───── Extrait du document ─────

Les pères aussi peuvent développer une dépression tardive après la naissance
La naissance d’un enfant bouleverse la vie de toute la famille. Si l’on sait que de nombreux jeunes parents peuvent souffrir de troubles dépressifs peu après l’arrivée du bébé, une nouvelle étude révèle que les pères sont aussi concernés, mais souvent plus tard dans leur parcours.
Une dépression qui apparaît davantage après le premier anniversaire
Selon l’Inserm, jusqu’à 20 % des mères et 10 % des pères présentent des symptômes dépressifs dans les deux mois suivant la naissance. Cependant, des chercheurs de l’Institut Karolinska en Suède et de l’Université du Sichuan en Chine ont mené une étude sur plus d’un million de pères, dont les enfants sont nés entre 2003 et 2021.
Leur travail a consisté à analyser la fréquence des diagnostics de dépression chez ces hommes, entre la grossesse de leur partenaire et le premier anniversaire de l’enfant. Les résultats montrent que le risque de dépression n’est pas le plus élevé immédiatement après la naissance. En réalité, il augmente fortement après un an, avec une hausse de 30 % des diagnostics à ce moment-là.
Une période de vulnérabilité plus tardive
Les données indiquent que les pères sont moins susceptibles de souffrir de troubles dépressifs durant la grossesse ou dans les premiers mois suivant la naissance. Le danger devient réellement significatif après un an, lorsque la fatigue s’accumule, que la relation de couple peut se tendre, et que la pression financière augmente.

───── Enregistrements de données ─────

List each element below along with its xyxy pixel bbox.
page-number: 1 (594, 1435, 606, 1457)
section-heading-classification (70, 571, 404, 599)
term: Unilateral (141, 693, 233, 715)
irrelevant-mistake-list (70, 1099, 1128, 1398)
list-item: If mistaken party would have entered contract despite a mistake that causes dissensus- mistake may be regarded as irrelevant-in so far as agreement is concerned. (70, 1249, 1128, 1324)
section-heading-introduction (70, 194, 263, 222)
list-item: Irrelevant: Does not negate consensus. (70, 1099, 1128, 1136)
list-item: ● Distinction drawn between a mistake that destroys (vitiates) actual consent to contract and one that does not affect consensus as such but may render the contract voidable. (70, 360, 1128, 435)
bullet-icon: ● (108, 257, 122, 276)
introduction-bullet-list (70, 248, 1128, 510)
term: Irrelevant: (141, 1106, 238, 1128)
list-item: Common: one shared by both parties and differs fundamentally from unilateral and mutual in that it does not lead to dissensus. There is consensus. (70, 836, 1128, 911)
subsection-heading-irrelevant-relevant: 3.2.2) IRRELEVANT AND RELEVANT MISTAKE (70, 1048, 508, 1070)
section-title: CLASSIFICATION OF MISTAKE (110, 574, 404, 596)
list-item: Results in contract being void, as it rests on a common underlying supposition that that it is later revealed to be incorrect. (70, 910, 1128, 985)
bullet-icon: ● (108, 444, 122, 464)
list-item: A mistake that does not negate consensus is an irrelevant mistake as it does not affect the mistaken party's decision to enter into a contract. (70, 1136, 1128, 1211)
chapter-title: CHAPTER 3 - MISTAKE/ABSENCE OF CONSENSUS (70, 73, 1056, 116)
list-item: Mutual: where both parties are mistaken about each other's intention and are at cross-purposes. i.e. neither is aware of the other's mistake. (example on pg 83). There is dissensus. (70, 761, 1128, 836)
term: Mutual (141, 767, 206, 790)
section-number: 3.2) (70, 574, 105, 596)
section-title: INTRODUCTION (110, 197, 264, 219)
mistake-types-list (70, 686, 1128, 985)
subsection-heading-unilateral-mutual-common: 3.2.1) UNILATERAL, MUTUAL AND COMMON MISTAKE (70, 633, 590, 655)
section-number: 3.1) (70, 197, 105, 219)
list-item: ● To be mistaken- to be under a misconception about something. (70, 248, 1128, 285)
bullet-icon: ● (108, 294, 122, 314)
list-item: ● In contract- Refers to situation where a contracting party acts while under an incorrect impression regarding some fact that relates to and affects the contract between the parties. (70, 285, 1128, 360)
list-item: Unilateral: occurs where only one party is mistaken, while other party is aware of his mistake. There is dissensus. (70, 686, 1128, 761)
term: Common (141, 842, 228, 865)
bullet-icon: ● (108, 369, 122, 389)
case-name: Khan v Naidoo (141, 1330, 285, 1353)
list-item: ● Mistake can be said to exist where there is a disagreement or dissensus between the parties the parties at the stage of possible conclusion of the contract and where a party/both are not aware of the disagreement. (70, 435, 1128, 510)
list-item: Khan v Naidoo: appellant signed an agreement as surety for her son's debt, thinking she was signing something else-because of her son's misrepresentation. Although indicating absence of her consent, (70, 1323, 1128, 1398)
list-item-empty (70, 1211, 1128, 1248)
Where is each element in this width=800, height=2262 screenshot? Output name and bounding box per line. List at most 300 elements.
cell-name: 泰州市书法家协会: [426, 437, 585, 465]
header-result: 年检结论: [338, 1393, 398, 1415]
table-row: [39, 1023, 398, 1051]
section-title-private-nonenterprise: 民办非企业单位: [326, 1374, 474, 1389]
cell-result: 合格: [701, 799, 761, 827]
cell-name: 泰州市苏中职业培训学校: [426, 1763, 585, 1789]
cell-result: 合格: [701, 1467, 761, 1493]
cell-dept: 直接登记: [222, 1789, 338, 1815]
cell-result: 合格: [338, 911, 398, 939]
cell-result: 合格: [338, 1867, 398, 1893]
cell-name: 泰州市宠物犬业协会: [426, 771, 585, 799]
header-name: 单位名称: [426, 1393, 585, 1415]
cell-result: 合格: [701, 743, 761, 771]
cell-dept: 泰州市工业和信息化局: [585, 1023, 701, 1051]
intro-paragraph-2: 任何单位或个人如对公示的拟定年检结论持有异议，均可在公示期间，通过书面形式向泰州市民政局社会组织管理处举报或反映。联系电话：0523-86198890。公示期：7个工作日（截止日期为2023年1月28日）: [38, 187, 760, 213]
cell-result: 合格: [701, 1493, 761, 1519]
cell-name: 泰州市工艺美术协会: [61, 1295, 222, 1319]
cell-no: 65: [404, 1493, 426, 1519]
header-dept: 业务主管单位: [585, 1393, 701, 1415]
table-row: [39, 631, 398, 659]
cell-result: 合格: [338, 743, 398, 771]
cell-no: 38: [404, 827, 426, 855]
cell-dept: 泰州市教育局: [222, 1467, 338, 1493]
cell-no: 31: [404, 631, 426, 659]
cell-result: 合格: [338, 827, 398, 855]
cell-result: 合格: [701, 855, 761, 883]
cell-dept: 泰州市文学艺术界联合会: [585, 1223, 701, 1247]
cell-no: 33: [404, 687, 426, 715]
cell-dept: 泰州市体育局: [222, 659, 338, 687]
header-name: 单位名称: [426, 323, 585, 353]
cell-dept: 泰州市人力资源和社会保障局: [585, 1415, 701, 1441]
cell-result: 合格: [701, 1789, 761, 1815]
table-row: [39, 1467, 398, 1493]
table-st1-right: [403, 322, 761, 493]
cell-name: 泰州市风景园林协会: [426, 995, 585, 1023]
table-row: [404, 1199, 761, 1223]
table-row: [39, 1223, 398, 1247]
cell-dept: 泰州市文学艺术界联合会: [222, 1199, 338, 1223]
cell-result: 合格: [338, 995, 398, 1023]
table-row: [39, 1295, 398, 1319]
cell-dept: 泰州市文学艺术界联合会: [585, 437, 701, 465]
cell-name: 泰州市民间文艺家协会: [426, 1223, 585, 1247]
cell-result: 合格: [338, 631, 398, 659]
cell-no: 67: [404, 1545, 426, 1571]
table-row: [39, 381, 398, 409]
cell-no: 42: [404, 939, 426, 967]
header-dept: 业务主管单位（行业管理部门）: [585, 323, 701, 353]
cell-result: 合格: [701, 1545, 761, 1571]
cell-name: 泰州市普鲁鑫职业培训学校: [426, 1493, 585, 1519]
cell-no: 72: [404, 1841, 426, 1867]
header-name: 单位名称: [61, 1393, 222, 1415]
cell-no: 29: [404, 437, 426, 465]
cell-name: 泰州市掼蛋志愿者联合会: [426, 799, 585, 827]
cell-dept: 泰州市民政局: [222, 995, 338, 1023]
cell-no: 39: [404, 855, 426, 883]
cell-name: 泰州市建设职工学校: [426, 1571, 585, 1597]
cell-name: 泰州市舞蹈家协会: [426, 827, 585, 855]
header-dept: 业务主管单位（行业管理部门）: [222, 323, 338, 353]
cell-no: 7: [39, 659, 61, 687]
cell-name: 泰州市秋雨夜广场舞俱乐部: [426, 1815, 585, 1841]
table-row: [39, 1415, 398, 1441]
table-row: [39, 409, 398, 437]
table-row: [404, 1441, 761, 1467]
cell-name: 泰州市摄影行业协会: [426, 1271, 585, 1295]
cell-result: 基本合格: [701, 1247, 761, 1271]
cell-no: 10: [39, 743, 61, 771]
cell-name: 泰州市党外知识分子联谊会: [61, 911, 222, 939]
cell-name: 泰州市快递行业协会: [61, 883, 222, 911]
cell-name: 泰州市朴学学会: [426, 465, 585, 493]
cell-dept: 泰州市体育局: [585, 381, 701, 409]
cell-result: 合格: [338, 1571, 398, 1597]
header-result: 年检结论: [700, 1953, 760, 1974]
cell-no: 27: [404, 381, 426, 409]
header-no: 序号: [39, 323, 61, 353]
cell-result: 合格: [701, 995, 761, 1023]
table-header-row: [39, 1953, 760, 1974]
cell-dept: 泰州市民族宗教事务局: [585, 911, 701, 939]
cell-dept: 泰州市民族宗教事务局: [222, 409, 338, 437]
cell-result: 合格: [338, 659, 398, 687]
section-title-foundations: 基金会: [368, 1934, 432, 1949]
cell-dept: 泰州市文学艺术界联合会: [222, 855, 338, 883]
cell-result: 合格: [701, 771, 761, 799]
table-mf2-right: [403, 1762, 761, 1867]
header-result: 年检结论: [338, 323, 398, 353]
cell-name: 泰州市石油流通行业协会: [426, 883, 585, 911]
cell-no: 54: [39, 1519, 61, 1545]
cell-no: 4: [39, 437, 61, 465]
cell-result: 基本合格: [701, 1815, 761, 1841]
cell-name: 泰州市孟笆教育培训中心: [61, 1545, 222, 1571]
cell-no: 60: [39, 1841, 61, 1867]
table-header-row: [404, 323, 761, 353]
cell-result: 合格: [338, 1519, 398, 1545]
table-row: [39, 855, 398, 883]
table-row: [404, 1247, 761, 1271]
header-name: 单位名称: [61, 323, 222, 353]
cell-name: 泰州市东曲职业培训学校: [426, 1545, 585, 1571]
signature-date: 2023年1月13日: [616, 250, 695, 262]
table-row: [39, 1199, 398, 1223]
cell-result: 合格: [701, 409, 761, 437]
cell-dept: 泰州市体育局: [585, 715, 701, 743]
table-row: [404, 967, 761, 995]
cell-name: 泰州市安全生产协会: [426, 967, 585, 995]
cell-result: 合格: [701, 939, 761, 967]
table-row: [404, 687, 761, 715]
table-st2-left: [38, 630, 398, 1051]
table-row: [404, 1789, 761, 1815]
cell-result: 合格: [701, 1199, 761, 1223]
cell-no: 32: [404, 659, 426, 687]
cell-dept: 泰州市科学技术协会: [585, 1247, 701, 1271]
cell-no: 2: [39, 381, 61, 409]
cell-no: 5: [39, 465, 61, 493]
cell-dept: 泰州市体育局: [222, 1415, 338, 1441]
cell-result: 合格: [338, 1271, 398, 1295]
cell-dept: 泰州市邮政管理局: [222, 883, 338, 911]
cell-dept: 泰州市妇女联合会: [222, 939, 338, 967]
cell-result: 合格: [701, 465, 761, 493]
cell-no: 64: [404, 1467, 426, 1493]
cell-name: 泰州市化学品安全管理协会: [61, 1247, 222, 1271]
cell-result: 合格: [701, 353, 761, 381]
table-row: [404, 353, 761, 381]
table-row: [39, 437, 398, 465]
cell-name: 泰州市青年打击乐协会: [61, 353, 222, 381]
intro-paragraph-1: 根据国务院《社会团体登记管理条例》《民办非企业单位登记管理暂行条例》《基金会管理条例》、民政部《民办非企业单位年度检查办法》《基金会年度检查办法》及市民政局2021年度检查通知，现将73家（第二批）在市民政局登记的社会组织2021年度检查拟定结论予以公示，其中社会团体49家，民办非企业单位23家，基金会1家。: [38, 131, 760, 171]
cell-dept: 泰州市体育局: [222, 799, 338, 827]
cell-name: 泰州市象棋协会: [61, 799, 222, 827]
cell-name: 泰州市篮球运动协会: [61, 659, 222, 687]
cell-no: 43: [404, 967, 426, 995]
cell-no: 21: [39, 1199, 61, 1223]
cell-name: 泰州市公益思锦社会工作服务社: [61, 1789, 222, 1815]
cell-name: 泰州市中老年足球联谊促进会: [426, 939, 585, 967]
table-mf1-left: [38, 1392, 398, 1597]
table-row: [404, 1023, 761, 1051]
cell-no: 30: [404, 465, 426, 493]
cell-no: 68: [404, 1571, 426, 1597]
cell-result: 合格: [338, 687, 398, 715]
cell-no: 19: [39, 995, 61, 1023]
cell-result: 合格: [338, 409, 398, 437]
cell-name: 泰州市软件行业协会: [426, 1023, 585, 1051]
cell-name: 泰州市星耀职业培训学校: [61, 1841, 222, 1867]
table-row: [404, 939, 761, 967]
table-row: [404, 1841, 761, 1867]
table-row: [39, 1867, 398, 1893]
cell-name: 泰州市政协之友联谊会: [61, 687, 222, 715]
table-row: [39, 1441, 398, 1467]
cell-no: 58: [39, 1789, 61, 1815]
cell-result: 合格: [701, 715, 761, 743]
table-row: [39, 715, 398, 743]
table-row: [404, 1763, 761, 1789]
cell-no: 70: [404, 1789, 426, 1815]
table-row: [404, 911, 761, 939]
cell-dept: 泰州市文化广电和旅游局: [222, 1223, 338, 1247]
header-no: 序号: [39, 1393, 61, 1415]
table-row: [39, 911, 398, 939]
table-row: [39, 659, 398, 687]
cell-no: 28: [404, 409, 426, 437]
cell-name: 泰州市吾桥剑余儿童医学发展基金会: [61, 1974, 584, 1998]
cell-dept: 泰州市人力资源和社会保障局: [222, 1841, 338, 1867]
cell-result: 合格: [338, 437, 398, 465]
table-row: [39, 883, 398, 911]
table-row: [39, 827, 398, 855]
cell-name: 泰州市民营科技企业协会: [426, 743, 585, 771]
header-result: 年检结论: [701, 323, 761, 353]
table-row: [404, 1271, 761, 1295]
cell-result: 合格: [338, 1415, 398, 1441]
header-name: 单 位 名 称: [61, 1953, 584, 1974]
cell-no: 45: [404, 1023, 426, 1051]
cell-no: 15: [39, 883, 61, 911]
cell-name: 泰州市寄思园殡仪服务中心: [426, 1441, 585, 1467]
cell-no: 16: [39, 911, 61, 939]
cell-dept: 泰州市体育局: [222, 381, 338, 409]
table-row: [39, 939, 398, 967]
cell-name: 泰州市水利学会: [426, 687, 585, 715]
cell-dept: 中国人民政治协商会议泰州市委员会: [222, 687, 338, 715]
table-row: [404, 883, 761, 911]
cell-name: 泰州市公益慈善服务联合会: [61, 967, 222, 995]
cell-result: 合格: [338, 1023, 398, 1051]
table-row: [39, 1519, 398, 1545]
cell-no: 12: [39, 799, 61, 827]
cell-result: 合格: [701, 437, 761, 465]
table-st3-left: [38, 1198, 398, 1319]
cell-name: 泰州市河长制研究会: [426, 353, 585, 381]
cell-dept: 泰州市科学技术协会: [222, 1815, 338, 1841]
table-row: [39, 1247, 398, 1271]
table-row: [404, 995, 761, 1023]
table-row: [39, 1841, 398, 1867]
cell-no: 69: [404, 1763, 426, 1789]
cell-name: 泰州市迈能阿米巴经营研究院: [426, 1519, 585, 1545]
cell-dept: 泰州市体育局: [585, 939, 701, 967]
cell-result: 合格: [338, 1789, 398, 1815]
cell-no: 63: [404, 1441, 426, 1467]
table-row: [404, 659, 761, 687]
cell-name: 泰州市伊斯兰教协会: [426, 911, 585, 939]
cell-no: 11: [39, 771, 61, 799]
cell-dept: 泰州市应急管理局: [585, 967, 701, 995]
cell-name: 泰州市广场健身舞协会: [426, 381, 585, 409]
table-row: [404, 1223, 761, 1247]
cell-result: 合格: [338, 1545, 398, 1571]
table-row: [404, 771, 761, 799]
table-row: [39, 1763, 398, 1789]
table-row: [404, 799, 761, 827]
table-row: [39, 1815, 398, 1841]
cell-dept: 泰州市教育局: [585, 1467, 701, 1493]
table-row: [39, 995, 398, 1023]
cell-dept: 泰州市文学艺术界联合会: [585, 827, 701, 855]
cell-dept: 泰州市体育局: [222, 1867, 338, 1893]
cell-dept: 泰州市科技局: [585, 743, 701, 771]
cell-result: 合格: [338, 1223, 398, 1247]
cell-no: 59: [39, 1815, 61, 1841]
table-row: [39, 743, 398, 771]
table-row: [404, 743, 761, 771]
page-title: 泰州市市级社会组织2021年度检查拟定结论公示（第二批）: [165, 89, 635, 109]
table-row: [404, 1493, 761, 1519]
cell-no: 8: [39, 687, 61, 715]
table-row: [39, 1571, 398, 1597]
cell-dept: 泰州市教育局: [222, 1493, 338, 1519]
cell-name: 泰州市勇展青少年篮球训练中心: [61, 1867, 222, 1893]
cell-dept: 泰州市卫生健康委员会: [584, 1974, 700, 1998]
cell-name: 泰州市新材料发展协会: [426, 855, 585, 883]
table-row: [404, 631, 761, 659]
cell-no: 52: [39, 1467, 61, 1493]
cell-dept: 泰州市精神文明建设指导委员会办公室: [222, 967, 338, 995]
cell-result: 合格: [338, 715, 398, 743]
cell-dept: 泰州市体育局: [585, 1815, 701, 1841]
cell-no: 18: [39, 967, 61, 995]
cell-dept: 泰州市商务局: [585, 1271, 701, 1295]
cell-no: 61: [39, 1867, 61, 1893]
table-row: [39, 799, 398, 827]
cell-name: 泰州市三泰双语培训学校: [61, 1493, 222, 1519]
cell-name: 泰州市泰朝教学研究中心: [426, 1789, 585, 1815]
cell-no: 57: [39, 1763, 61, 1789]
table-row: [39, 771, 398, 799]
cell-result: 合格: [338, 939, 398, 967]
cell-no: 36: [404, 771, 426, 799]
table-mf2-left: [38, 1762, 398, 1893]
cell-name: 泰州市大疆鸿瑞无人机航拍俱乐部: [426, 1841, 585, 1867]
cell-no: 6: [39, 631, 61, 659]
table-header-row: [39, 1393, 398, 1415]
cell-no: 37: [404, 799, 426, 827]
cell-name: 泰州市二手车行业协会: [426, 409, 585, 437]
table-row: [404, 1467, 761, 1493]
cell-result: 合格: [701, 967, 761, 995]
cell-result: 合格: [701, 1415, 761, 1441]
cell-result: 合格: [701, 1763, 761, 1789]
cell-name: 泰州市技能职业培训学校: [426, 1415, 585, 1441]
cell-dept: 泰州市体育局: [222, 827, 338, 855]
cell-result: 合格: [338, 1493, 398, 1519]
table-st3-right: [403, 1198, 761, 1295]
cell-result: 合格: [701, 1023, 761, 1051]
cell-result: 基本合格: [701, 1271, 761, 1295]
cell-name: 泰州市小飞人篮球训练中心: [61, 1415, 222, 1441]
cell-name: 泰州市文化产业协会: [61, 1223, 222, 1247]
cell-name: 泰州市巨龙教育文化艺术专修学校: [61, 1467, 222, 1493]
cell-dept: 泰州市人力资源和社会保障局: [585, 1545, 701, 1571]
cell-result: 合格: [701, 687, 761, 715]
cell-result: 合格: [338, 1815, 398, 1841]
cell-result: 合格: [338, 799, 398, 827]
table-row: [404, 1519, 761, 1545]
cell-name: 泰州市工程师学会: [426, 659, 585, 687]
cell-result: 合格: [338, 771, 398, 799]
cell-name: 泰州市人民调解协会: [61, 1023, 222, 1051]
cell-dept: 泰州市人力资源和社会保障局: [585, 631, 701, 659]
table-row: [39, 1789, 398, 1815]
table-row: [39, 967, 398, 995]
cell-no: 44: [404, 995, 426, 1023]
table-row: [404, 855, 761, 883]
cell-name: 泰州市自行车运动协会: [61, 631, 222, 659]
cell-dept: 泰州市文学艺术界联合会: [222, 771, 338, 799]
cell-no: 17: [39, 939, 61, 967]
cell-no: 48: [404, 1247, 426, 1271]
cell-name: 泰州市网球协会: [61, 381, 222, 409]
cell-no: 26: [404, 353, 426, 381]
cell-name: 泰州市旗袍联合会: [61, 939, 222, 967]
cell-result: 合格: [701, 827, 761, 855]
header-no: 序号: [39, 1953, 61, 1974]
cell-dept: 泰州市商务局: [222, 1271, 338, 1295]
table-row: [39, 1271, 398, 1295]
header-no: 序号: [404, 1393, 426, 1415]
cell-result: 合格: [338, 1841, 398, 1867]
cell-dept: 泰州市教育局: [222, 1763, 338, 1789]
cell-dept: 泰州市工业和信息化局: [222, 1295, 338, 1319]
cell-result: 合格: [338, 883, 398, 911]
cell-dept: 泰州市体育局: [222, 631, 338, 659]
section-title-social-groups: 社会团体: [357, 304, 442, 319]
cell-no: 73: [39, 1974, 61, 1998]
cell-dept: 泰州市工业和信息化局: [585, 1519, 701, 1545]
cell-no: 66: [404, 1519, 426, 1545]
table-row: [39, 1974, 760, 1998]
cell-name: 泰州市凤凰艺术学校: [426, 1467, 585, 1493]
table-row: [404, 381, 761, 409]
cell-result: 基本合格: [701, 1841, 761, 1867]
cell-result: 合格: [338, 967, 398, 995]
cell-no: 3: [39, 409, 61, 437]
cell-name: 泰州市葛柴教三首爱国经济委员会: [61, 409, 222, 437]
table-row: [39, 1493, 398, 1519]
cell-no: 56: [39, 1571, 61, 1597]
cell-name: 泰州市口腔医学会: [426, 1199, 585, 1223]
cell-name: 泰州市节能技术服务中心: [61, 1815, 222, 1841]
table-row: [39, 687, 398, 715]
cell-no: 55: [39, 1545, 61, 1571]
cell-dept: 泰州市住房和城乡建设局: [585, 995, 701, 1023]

─────

> **Exercices à résoudre**:
a. Répondez à ces questions sur l'article consacré à la dépression tardive des pères :
(i) Selon l'Inserm, quelle proportion des pères présente des symptômes dépressifs dans les deux mois suivant la naissance ?
(ii) Entre quelles années sont nés les enfants des pères étudiés ?
(iii) De combien augmentent les diagnostics de dépression chez les pères après un an ?
b. Poursuivez l'article sur la dépression tardive des pères après sa dernière phrase.

> **Réponses par exercice**:
a.
(i) Jusqu'à 10 % des pères.
(ii) Entre 2003 et 2021.
(iii) Les diagnostics augmentent de 30 %.

b.
Les chercheurs soulignent également que certains pères peuvent ressentir un sentiment d’isolement, notamment s’ils se sentent mis à l’écart par rapport au lien entre la mère et le bébé. Cette solitude, combinée à d’autres facteurs comme le stress ou la consommation d’alcool et de drogues, peut contribuer à l’apparition de troubles mentaux.
Une dépression souvent sous-estimée chez les pères
La dépression survenant plus tard est souvent désignée comme une « dépression post-natale », même si ce terme est généralement réservé aux semaines suivant l’accouchement. La période après l’arrivée du bébé est pourtant également une étape difficile, avec des changements importants : fatigue chronique, tensions dans le couple, difficultés financières ou sentiment d’isolement.
Les chercheurs insistent sur le fait que cette transition peut entraîner des expériences positives, mais aussi de nouveaux stress. La qualité du sommeil peut se détériorer, et la relation avec le partenaire peut en souffrir, augmentant ainsi le risque de troubles psychologiques chez le père.
Une importance accrue de la surveillance
Bien que la dépression chez les pères soit moins documentée que chez les mères, les spécialistes soulignent que leur bien-être est tout aussi crucial. La dépression paternelle peut également augmenter le risque de problèmes de santé mentale chez la mère et l’enfant à long terme.
Ces résultats rappellent l’intérêt d’une surveillance continue et attentive de tous les jeunes parents, afin d’identifier et de traiter rapidement d’éventuels troubles dépressifs, même plusieurs mois après la naissance.